# [Problem description]
From the listing below, pull out every line where the string "date" appears.
___ Working data
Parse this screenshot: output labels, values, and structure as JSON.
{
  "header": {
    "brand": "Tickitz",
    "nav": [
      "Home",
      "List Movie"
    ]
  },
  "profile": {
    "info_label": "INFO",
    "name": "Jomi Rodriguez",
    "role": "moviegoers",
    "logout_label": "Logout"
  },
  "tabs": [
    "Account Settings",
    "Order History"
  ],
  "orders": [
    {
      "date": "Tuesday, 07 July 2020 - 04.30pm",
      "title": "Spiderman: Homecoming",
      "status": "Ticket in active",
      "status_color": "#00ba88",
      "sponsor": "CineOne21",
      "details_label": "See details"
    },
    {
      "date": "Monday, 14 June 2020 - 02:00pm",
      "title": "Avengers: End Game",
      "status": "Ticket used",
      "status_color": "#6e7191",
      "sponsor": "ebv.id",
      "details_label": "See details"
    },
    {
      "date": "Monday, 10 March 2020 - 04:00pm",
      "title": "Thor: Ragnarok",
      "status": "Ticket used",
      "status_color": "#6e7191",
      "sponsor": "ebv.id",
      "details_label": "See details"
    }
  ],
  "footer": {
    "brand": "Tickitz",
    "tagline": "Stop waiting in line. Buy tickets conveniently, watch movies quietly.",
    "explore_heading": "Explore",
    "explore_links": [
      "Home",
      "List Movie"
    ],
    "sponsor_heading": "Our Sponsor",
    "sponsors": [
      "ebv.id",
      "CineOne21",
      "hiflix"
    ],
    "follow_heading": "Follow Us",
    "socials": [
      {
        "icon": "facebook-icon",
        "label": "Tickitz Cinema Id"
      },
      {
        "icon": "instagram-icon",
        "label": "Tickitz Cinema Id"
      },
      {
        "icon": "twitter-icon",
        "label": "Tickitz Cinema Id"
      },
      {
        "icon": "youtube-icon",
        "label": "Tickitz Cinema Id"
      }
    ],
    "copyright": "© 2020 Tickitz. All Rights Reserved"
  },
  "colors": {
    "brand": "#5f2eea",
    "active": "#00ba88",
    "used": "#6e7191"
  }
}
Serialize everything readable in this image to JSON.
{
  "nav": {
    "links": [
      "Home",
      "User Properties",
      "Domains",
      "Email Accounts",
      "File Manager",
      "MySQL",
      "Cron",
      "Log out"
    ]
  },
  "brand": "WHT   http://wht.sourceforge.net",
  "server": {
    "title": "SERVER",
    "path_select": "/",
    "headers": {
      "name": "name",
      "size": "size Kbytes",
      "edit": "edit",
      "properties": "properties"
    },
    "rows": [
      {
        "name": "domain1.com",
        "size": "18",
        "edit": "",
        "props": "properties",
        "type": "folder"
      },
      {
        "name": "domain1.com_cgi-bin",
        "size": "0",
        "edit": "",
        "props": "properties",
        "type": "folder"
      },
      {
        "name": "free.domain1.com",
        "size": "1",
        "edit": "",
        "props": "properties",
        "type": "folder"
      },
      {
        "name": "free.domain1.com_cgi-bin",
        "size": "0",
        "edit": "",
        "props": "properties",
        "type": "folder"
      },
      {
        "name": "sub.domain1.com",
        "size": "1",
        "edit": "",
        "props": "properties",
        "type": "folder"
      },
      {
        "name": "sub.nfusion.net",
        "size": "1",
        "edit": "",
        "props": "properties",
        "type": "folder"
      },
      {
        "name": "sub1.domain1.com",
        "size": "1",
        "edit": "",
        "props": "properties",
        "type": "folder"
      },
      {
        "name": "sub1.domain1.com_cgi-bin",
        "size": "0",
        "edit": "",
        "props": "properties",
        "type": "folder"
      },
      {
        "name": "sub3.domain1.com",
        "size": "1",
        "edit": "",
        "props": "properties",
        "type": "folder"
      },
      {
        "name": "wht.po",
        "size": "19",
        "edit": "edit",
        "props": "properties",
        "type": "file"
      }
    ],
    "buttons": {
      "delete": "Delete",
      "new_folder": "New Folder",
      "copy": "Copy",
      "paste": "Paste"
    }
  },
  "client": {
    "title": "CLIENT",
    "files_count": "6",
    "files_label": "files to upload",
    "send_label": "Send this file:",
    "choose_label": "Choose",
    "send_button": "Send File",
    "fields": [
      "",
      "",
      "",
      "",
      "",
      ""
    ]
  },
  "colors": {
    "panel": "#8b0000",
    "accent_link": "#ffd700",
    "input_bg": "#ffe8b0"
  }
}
______
# [Expected answer]
      "date": "Tuesday, 07 July 2020 - 04.30pm",
      "date": "Monday, 14 June 2020 - 02:00pm",
      "date": "Monday, 10 March 2020 - 04:00pm",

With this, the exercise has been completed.